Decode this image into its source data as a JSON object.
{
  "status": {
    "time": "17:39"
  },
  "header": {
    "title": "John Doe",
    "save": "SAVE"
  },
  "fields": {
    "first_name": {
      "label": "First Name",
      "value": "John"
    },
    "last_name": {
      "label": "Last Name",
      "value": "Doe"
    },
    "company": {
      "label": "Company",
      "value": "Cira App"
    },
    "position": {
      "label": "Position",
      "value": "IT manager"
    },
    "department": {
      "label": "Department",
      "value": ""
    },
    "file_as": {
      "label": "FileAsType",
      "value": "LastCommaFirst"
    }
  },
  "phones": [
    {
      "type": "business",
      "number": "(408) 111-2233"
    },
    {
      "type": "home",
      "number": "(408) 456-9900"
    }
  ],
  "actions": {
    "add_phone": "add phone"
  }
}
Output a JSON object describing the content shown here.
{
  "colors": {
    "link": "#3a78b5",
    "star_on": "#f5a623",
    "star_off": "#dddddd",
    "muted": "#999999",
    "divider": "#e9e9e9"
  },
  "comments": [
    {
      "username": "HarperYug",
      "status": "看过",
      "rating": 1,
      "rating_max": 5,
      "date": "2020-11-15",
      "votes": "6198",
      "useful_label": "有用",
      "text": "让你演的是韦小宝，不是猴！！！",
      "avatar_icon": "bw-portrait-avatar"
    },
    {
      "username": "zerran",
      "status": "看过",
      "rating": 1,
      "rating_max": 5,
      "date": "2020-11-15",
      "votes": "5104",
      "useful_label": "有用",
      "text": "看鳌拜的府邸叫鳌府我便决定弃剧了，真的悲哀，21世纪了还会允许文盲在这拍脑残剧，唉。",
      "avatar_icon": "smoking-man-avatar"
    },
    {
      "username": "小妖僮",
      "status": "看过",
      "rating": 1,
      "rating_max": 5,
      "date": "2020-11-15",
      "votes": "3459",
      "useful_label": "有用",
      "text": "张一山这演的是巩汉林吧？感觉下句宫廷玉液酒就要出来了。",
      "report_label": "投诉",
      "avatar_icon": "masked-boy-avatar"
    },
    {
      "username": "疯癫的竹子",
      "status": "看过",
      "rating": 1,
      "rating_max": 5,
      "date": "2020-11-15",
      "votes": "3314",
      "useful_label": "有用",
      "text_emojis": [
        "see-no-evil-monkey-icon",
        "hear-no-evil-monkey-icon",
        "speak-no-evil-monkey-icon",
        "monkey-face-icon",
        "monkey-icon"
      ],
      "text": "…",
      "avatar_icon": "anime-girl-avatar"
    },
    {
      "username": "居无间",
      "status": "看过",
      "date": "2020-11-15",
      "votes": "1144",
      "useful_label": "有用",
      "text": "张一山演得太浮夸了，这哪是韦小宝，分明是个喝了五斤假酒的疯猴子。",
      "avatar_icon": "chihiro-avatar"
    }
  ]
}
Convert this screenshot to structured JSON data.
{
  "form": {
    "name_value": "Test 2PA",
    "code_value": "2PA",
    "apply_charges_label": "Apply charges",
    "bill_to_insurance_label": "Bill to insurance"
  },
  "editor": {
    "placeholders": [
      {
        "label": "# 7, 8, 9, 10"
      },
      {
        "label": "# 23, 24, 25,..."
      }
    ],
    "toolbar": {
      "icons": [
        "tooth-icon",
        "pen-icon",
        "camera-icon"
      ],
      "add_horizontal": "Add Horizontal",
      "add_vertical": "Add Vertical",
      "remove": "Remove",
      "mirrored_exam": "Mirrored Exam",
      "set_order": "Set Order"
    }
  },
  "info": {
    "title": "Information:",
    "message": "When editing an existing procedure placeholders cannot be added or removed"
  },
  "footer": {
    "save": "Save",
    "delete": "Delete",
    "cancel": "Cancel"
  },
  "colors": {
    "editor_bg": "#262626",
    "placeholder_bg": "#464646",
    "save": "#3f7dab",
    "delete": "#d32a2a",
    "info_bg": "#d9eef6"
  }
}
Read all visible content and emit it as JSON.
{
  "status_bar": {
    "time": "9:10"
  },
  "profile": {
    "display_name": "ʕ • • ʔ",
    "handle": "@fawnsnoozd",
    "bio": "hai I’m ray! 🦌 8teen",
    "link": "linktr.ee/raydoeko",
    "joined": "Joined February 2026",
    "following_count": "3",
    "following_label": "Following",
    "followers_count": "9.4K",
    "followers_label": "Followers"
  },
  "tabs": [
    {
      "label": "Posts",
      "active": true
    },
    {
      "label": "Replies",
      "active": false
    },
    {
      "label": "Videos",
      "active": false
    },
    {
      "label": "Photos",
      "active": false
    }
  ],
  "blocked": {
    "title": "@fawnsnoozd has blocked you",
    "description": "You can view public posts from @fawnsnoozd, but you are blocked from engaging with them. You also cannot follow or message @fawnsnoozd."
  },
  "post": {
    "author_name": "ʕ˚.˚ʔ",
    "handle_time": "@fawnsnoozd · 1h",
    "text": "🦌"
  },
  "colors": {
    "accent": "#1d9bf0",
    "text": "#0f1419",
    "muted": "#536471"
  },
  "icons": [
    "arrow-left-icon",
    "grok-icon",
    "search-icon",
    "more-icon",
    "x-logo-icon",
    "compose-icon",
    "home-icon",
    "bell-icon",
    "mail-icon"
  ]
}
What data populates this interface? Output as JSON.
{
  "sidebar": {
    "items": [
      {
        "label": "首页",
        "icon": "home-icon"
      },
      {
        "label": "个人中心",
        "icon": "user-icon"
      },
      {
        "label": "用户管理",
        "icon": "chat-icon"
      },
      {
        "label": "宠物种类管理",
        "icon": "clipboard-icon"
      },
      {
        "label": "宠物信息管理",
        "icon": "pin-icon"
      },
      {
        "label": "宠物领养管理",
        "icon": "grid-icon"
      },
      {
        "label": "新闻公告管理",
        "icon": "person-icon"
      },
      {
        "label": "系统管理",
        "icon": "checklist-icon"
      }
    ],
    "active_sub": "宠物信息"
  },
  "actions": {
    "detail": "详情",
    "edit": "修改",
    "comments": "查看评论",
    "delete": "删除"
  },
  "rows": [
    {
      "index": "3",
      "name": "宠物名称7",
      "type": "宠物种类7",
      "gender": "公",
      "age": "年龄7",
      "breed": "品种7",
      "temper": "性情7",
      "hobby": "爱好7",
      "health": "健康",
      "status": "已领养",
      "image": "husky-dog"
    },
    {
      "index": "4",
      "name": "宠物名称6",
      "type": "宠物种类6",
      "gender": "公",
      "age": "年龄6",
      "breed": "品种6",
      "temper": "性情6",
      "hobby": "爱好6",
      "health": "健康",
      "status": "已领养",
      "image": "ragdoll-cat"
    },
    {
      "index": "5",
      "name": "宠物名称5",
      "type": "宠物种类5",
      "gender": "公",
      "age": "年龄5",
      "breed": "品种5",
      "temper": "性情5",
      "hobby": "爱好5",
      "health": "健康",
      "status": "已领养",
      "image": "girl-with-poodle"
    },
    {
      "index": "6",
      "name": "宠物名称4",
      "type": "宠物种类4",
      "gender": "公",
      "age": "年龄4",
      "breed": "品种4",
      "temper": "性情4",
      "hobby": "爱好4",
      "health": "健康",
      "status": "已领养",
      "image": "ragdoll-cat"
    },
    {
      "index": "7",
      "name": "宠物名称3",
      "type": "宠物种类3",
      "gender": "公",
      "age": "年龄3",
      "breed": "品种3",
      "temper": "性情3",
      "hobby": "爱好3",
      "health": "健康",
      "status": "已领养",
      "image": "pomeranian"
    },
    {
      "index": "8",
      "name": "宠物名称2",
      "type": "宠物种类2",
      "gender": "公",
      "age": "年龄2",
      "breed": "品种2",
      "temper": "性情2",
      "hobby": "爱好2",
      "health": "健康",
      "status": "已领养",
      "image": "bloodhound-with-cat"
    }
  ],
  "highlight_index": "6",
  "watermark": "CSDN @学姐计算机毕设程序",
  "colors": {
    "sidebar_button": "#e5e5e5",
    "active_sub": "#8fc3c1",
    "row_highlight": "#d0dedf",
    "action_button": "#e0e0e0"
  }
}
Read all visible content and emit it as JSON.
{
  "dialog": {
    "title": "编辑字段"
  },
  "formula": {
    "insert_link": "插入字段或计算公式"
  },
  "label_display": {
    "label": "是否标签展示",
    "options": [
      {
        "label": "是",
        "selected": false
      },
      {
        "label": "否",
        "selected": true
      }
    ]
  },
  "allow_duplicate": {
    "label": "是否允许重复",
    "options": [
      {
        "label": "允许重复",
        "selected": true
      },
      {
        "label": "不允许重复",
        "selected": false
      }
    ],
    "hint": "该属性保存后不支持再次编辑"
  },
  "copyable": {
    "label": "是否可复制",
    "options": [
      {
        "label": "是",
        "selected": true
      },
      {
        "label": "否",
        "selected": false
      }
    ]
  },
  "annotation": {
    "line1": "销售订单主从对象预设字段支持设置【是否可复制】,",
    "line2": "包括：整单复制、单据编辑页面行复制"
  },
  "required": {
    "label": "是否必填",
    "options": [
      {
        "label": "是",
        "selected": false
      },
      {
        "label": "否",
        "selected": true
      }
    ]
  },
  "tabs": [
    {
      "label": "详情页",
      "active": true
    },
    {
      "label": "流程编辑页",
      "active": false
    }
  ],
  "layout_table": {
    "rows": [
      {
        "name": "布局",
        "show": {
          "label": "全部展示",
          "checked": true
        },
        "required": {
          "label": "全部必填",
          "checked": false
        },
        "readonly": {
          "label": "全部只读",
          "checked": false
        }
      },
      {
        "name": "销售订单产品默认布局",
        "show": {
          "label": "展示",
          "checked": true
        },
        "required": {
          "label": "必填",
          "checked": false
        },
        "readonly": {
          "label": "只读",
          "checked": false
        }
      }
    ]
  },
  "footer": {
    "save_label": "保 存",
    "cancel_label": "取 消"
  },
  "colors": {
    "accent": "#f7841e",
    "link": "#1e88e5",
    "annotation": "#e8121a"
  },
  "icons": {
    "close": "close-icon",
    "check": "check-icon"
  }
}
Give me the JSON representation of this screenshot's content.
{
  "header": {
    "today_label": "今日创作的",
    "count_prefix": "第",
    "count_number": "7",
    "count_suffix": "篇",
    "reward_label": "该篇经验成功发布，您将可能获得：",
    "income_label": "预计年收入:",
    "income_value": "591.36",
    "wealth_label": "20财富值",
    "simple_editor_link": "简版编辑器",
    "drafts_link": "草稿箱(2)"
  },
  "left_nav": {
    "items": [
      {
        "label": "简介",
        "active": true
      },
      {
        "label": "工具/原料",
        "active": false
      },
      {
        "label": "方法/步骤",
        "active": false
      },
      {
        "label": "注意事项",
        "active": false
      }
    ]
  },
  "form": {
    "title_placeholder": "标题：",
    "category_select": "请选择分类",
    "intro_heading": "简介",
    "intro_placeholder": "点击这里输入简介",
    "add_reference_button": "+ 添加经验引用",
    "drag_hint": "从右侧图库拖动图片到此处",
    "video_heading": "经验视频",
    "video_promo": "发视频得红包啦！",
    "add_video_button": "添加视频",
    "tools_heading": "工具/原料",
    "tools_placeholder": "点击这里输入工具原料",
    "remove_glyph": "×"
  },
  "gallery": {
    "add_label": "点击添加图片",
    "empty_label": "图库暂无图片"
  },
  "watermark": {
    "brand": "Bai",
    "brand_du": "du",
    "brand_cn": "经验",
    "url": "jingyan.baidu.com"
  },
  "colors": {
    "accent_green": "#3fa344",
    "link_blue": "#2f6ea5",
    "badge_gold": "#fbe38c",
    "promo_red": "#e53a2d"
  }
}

· · · ·

> **WRITTEN INSTRUCTION**:
Say, as a single number and nothing more, how many lines of the entries contain the word "object".

> **OUTPUT FOR THIS TASK**:
2